======== DATA ENTRIES ========

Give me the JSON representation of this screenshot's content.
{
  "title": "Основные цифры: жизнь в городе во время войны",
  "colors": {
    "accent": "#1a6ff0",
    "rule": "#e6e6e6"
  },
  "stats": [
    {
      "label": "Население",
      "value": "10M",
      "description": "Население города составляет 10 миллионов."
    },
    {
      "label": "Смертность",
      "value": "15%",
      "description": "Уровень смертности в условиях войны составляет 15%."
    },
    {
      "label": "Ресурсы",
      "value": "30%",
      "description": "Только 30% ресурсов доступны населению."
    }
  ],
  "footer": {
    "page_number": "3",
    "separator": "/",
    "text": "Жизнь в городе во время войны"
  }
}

========

# [WHAT IS NEEDED]
Return every record, word for word.

# [FINAL ANSWER]
Give me the JSON representation of this screenshot's content.
{
  "title": "Основные цифры: жизнь в городе во время войны",
  "colors": {
    "accent": "#1a6ff0",
    "rule": "#e6e6e6"
  },
  "stats": [
    {
      "label": "Население",
      "value": "10M",
      "description": "Население города составляет 10 миллионов."
    },
    {
      "label": "Смертность",
      "value": "15%",
      "description": "Уровень смертности в условиях войны составляет 15%."
    },
    {
      "label": "Ресурсы",
      "value": "30%",
      "description": "Только 30% ресурсов доступны населению."
    }
  ],
  "footer": {
    "page_number": "3",
    "separator": "/",
    "text": "Жизнь в городе во время войны"
  }
}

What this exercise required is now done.